### What to do
Review the material line by line. Identify and copy every line that contains the string "type".

————————

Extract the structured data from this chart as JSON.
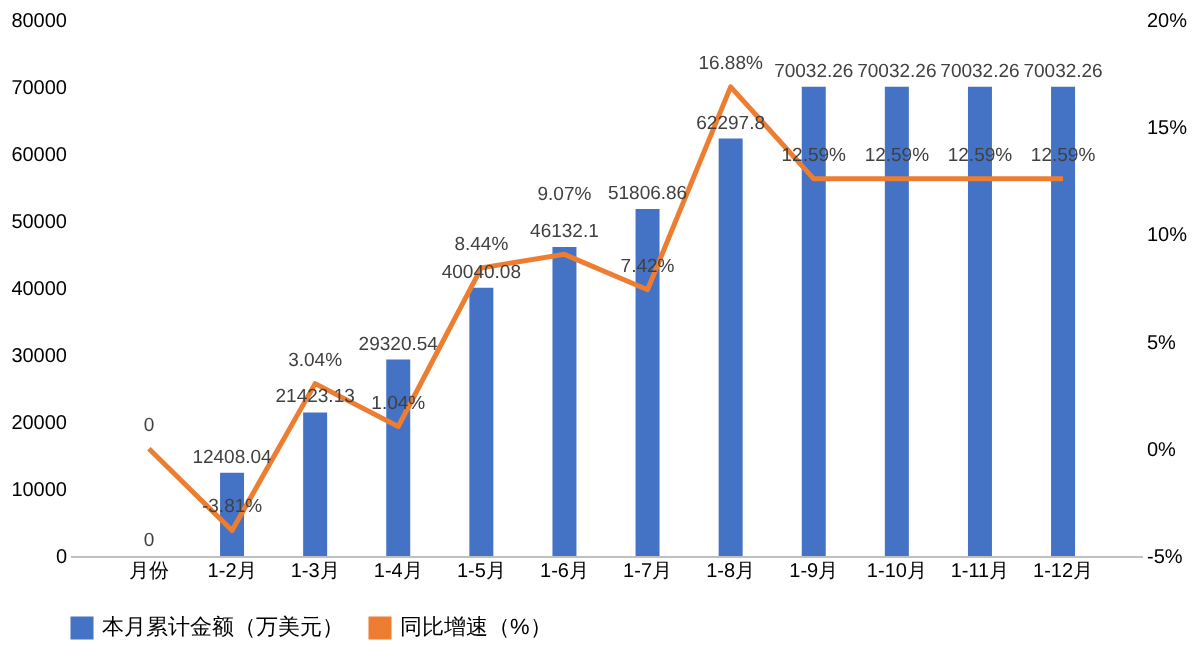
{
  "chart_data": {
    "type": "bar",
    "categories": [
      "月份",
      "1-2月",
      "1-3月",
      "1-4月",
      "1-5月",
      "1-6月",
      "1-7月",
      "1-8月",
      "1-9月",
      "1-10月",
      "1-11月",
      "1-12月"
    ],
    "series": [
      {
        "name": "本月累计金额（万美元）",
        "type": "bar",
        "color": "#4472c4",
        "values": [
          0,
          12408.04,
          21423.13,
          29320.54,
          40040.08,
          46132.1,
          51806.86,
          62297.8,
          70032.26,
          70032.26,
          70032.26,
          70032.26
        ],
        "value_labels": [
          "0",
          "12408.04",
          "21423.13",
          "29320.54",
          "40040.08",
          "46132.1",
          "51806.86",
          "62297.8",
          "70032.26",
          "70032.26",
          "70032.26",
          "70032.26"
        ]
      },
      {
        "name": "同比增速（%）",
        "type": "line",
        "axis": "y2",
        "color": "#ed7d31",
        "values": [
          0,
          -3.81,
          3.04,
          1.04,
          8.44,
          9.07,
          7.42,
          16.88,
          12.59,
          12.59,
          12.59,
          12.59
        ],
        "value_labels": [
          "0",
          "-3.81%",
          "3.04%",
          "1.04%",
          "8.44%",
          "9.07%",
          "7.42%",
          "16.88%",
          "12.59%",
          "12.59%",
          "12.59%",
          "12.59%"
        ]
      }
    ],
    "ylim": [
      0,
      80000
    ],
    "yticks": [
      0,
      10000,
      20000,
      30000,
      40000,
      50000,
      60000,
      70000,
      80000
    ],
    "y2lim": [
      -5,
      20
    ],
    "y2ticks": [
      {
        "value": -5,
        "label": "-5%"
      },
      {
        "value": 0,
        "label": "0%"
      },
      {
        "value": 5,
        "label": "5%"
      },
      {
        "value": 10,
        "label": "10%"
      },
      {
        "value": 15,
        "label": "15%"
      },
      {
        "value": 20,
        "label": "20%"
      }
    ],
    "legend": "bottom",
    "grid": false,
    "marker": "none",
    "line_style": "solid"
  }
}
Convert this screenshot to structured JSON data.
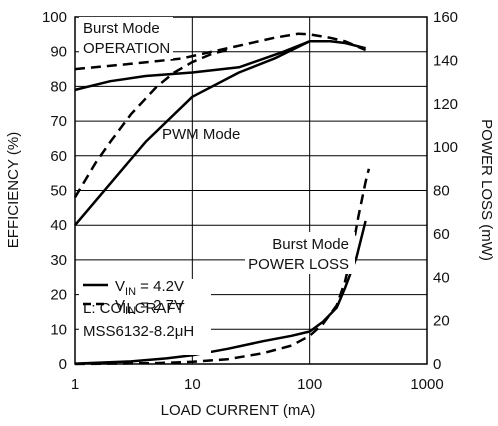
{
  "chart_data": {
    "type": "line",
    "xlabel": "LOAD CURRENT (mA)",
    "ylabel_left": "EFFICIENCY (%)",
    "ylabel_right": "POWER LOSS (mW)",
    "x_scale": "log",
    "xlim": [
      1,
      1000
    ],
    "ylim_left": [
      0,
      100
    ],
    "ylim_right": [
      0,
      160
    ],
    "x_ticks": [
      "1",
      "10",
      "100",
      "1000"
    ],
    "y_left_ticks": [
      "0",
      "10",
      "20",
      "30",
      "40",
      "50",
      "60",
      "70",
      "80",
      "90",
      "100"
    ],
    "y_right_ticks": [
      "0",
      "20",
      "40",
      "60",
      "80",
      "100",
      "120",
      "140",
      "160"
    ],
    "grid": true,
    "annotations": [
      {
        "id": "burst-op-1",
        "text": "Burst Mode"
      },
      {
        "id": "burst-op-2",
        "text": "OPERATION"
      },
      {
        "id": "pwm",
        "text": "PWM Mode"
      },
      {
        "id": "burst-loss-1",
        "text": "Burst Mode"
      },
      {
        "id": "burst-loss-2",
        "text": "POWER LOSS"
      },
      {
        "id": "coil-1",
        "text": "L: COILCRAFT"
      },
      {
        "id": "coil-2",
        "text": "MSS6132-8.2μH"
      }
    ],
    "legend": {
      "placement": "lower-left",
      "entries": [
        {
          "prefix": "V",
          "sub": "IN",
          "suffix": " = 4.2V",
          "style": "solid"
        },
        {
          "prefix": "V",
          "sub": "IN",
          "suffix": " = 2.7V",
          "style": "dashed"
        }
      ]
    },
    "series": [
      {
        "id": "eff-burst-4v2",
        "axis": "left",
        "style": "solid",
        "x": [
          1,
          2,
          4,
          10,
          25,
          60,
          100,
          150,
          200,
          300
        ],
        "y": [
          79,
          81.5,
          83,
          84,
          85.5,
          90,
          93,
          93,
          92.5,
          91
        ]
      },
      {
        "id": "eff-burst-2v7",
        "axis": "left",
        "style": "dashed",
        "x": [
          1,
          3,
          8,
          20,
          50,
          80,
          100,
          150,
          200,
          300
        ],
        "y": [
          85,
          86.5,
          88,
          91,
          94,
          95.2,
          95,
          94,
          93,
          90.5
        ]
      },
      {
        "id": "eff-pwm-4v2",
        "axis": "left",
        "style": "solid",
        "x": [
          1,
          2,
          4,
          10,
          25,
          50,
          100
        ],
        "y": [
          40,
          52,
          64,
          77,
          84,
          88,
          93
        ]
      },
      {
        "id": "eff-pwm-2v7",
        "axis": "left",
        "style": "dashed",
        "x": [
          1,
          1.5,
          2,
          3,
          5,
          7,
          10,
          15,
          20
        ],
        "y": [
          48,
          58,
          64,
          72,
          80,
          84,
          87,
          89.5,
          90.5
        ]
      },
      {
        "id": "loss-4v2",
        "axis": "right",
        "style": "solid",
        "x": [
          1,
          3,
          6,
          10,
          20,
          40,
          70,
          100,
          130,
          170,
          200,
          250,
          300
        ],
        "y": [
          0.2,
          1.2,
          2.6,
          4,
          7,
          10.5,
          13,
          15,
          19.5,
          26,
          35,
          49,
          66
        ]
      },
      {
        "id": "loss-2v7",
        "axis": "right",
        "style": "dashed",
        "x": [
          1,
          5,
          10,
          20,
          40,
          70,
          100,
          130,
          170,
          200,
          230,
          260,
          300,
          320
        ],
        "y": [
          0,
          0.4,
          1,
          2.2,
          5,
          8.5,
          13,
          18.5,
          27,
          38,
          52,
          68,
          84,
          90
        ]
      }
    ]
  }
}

————————

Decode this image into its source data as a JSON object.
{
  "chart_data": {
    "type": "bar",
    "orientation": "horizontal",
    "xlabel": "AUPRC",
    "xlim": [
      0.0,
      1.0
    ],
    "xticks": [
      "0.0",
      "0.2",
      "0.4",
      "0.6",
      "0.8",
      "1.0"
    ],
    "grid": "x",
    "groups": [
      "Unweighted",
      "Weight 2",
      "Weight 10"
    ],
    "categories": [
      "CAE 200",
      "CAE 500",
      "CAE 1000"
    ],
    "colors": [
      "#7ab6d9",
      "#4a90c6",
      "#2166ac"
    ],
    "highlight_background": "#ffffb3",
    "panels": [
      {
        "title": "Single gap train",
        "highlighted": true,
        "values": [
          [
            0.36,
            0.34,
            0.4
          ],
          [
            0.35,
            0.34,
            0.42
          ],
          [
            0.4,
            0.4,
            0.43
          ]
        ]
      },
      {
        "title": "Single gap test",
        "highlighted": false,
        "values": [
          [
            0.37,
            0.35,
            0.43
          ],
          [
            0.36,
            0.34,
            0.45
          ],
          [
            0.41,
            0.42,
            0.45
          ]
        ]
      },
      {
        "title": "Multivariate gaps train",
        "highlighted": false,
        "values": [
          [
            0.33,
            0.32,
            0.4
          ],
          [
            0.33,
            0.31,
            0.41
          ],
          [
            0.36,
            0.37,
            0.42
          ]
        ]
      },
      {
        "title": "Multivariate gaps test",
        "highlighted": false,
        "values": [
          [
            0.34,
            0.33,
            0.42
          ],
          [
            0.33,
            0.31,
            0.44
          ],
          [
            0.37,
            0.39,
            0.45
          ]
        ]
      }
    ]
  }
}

————————

### Task answer
    "type": "bar",
        "type": "bar",
        "type": "line",
    "type": "line",
    "type": "bar",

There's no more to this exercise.